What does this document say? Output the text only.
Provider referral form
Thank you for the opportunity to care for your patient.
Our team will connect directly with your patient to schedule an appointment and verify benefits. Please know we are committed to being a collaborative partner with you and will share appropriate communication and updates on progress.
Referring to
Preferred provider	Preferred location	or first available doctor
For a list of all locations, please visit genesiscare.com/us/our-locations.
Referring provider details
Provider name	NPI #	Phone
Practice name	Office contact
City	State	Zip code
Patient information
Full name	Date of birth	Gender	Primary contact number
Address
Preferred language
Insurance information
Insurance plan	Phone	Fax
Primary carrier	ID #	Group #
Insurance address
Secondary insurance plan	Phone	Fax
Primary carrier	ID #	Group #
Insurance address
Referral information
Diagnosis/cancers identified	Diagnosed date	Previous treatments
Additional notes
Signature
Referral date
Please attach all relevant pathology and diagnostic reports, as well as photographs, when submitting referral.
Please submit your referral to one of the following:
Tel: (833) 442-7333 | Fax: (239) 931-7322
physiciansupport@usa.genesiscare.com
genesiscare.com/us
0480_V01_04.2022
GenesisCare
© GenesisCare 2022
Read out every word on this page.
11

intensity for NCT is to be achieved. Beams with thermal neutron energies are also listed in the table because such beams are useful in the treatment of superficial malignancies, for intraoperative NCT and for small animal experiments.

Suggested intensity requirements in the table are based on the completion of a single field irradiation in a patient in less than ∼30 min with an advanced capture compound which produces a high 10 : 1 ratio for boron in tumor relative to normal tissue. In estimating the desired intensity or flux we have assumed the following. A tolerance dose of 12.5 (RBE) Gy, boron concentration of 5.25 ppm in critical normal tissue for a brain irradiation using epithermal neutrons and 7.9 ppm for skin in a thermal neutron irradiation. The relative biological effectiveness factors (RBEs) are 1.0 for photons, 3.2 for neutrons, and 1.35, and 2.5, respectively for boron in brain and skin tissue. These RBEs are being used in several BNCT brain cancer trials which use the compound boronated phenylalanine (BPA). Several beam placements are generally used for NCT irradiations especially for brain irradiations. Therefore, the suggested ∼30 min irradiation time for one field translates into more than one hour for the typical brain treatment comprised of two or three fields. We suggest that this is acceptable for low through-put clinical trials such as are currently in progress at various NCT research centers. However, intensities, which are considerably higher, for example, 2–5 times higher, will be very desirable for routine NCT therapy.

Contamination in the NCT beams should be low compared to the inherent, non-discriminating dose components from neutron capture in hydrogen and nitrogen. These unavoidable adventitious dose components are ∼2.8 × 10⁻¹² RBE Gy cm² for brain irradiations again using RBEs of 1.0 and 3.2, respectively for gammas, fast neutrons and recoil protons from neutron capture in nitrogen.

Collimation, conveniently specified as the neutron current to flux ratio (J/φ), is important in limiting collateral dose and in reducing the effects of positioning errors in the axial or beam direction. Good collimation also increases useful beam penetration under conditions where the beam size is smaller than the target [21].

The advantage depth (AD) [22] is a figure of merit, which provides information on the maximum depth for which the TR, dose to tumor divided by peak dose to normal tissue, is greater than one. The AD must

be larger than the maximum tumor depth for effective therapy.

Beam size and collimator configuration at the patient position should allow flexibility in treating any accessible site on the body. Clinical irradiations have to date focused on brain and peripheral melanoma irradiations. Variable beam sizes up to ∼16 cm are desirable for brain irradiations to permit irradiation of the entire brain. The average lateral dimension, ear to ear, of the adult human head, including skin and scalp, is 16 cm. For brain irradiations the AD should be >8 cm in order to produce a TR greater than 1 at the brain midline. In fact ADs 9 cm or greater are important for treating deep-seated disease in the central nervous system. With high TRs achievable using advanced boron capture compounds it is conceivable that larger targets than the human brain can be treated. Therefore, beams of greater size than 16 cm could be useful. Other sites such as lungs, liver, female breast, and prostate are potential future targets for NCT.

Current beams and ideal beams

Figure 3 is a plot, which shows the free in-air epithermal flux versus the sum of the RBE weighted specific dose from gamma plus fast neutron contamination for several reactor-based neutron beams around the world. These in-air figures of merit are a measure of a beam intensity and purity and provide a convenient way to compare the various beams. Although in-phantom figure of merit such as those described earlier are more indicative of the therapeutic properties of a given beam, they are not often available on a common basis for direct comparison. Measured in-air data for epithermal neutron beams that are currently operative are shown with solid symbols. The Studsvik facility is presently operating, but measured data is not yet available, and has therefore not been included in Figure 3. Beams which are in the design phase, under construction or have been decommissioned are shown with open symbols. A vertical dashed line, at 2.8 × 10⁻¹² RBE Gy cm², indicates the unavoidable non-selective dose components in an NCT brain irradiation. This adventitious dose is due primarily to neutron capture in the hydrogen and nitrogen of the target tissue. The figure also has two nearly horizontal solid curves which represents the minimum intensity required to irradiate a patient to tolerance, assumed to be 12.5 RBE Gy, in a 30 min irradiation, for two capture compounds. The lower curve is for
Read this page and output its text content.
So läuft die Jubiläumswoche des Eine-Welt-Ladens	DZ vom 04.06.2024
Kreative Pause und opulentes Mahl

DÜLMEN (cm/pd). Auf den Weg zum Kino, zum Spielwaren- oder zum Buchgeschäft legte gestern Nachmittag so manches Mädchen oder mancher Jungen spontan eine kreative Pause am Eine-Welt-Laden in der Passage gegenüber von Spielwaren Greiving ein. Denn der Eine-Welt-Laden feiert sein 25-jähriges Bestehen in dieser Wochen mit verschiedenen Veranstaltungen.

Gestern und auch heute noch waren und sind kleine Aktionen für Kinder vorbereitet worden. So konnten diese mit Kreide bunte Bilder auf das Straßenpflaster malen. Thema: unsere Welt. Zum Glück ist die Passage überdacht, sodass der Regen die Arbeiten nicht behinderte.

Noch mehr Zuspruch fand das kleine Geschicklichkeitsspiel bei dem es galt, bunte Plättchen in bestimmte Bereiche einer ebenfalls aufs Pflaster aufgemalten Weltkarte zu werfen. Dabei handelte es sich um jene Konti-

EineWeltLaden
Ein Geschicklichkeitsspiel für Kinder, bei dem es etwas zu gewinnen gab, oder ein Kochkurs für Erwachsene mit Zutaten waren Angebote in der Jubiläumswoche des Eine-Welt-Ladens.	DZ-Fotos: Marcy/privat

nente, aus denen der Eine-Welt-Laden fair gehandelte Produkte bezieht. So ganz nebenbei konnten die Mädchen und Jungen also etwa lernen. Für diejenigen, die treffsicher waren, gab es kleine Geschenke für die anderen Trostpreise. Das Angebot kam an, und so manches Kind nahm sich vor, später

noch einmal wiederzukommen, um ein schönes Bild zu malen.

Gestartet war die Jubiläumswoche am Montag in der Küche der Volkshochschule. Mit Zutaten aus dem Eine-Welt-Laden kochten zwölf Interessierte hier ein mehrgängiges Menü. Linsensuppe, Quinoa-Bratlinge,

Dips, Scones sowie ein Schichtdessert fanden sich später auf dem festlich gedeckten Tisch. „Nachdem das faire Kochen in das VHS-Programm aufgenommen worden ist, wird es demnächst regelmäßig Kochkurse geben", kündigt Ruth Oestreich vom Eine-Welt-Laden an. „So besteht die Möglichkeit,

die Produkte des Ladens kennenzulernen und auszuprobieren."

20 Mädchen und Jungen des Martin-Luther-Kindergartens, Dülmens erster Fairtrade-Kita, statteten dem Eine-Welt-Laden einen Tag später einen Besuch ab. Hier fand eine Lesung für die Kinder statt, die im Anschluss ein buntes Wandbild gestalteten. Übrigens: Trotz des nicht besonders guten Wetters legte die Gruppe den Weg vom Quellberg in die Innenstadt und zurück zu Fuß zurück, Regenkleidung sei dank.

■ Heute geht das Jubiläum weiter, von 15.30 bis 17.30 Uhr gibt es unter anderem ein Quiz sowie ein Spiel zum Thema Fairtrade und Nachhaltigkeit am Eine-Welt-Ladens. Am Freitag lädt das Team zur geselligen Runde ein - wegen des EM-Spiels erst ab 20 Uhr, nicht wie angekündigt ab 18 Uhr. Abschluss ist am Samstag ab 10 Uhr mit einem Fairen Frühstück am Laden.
============================================================
**WORK TO BE COMPLETED**:
Write out every line in the data that holds the string "contact".

**SOLUTION FOR THIS PROBLEM**:
Practice name	Office contact
Full name	Date of birth	Gender	Primary contact number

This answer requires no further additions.